DATA FOR THE TASK:

____

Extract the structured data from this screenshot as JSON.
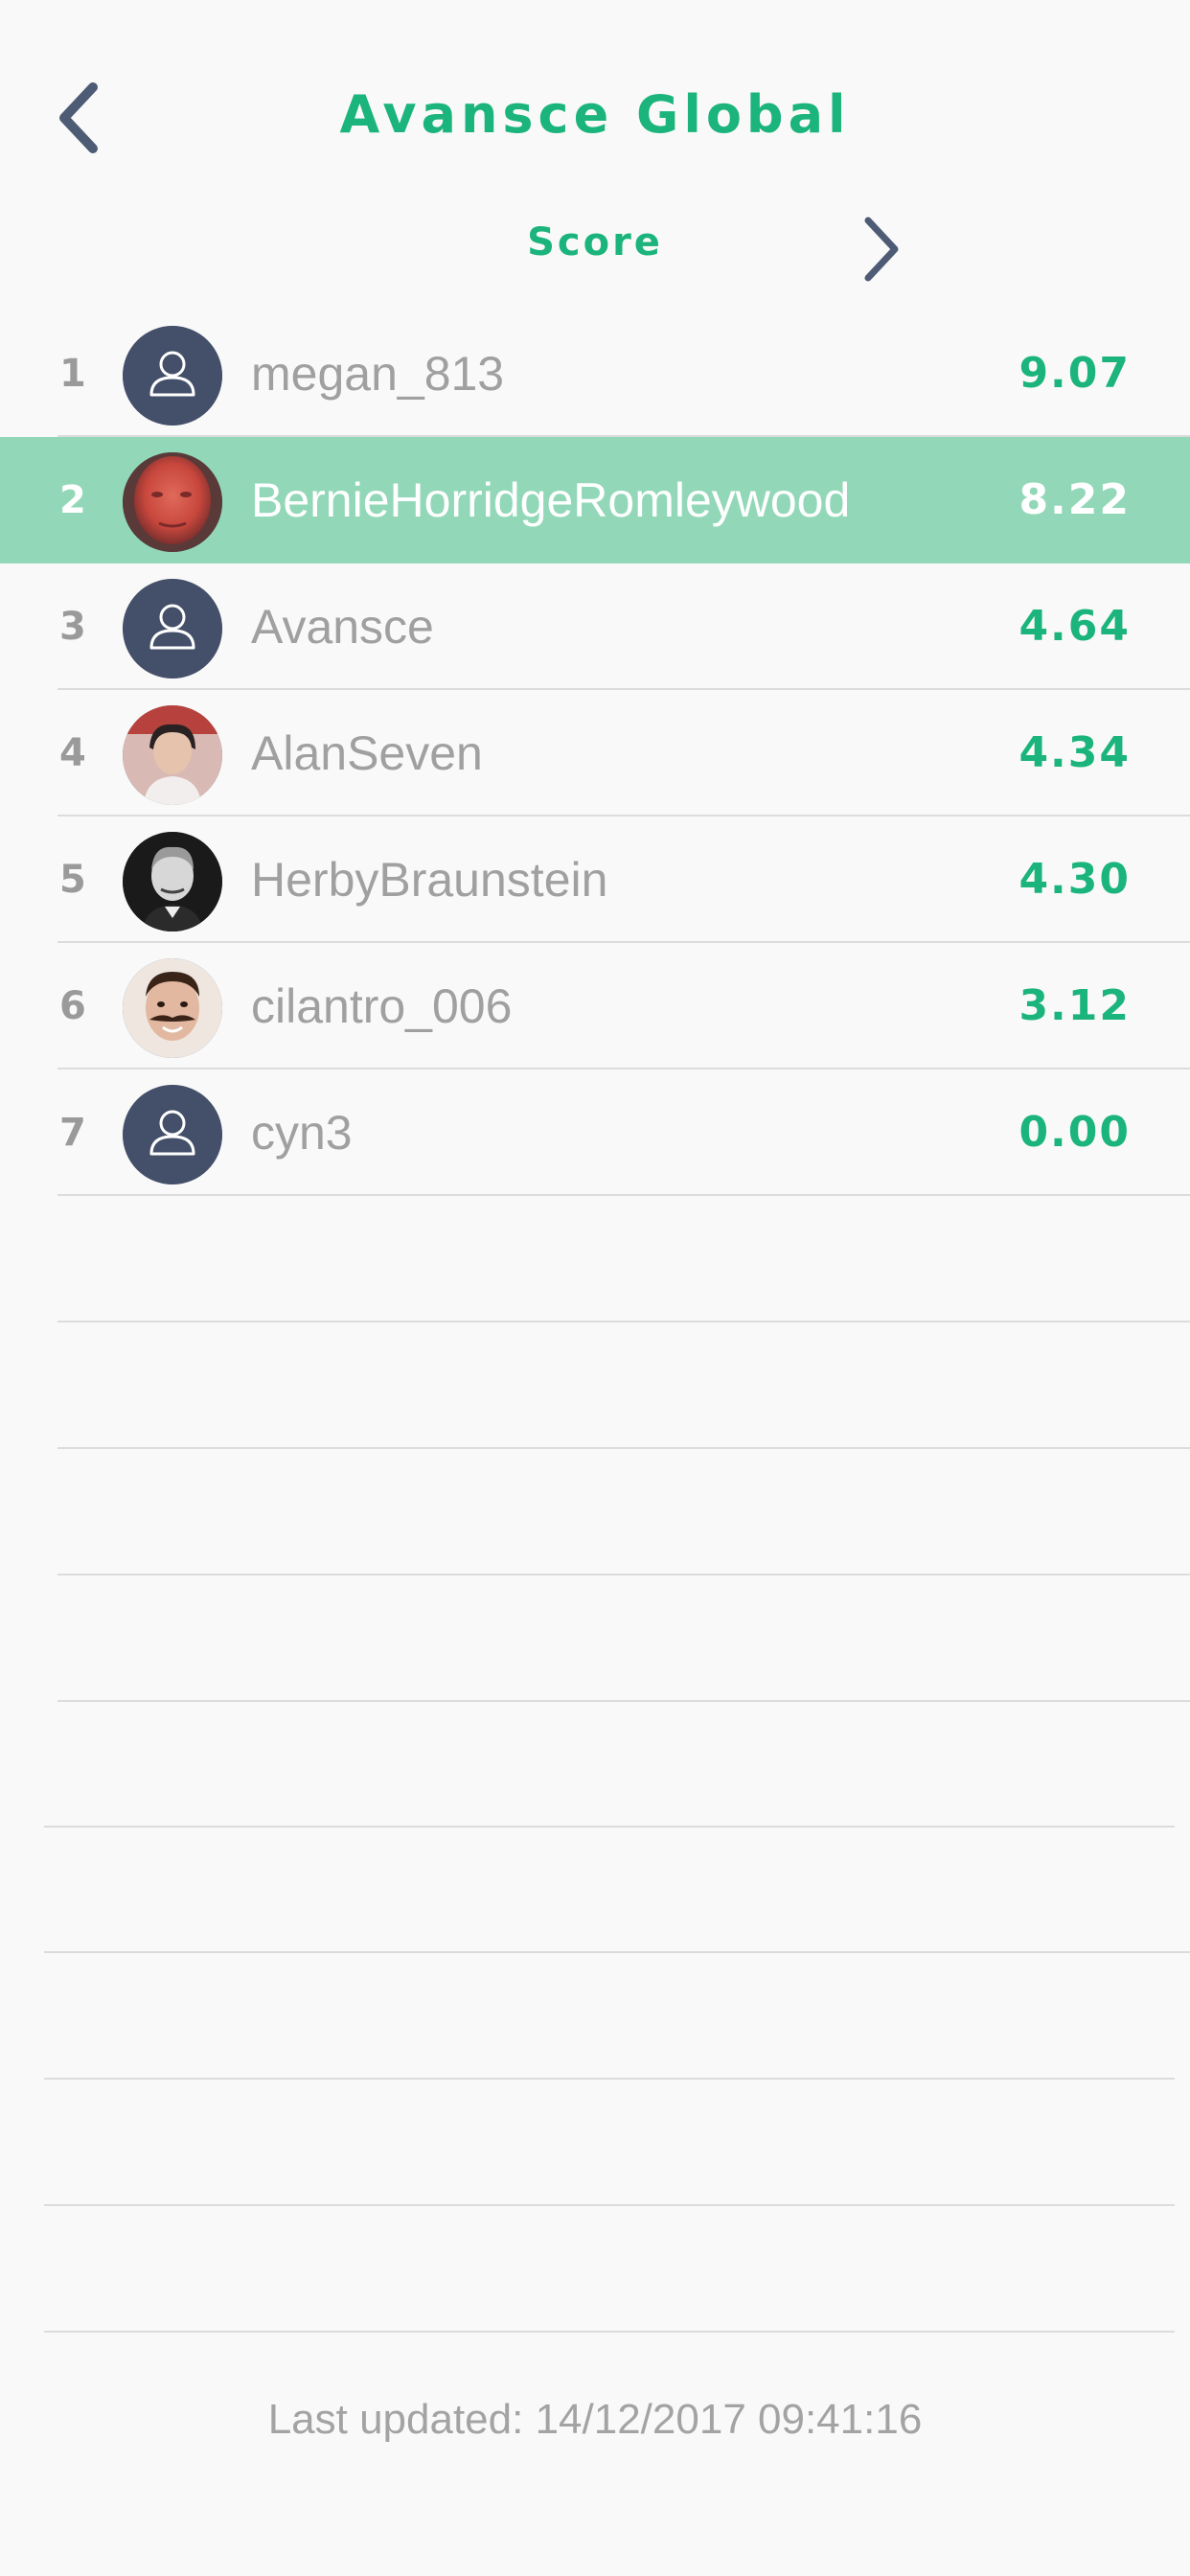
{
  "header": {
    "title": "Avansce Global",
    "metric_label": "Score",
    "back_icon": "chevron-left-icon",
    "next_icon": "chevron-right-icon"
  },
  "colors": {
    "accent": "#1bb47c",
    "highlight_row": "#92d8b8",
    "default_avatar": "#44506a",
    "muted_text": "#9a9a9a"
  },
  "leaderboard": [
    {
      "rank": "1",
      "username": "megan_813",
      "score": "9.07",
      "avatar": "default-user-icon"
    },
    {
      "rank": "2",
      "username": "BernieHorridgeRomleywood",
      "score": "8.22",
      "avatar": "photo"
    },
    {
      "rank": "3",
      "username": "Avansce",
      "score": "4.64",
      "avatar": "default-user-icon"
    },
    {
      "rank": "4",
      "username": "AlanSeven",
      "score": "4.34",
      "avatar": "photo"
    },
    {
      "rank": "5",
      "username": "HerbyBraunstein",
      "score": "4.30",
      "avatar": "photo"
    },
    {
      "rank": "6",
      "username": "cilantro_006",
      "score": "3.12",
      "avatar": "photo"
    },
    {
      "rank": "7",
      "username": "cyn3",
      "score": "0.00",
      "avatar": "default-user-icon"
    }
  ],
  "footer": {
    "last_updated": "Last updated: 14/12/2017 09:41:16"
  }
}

____

REQUIREMENTS:
Quote the material in full and exactly; do not carry over its pictures.

RESULT:
Extract the structured data from this screenshot as JSON.
{
  "header": {
    "title": "Avansce Global",
    "metric_label": "Score",
    "back_icon": "chevron-left-icon",
    "next_icon": "chevron-right-icon"
  },
  "colors": {
    "accent": "#1bb47c",
    "highlight_row": "#92d8b8",
    "default_avatar": "#44506a",
    "muted_text": "#9a9a9a"
  },
  "leaderboard": [
    {
      "rank": "1",
      "username": "megan_813",
      "score": "9.07",
      "avatar": "default-user-icon"
    },
    {
      "rank": "2",
      "username": "BernieHorridgeRomleywood",
      "score": "8.22",
      "avatar": "photo"
    },
    {
      "rank": "3",
      "username": "Avansce",
      "score": "4.64",
      "avatar": "default-user-icon"
    },
    {
      "rank": "4",
      "username": "AlanSeven",
      "score": "4.34",
      "avatar": "photo"
    },
    {
      "rank": "5",
      "username": "HerbyBraunstein",
      "score": "4.30",
      "avatar": "photo"
    },
    {
      "rank": "6",
      "username": "cilantro_006",
      "score": "3.12",
      "avatar": "photo"
    },
    {
      "rank": "7",
      "username": "cyn3",
      "score": "0.00",
      "avatar": "default-user-icon"
    }
  ],
  "footer": {
    "last_updated": "Last updated: 14/12/2017 09:41:16"
  }
}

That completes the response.